Saved data entries:
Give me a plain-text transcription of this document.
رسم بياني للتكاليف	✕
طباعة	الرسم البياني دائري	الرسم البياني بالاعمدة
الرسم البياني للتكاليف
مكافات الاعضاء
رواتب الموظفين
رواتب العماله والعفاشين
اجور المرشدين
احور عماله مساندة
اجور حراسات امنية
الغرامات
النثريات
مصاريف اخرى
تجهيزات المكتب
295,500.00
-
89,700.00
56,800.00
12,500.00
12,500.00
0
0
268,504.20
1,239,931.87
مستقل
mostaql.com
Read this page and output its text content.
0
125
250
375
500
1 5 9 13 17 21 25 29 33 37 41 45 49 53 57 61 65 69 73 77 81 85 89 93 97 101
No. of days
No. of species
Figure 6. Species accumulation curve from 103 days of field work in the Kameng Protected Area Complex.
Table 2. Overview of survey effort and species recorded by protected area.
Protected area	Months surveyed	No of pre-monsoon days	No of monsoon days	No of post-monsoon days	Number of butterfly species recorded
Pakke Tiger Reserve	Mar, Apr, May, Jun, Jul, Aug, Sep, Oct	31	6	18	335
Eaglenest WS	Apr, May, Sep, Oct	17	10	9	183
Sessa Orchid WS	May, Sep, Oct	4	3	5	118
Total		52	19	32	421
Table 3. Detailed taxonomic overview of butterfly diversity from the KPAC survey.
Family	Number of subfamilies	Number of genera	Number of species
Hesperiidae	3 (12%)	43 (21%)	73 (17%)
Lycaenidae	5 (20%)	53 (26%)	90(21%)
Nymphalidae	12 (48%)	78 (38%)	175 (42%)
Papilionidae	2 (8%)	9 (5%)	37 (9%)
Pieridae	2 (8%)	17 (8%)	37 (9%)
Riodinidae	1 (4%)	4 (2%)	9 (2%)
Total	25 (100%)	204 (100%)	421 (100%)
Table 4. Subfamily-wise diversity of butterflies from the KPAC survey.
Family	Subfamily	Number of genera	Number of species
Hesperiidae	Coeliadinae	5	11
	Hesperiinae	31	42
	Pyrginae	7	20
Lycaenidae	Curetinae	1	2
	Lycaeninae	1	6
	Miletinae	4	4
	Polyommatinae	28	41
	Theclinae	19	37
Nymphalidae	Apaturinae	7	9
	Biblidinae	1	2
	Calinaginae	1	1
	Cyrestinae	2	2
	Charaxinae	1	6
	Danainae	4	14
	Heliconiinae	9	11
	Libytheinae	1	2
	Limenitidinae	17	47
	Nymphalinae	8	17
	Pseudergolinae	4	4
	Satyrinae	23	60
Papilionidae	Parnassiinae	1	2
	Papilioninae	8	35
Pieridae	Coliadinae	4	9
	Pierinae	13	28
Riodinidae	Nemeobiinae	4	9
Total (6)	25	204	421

## Objective
Copy every single line of the material above that holds "text".

## Expected answer
Give me a plain-text transcription of this document.
Read this page and output its text content.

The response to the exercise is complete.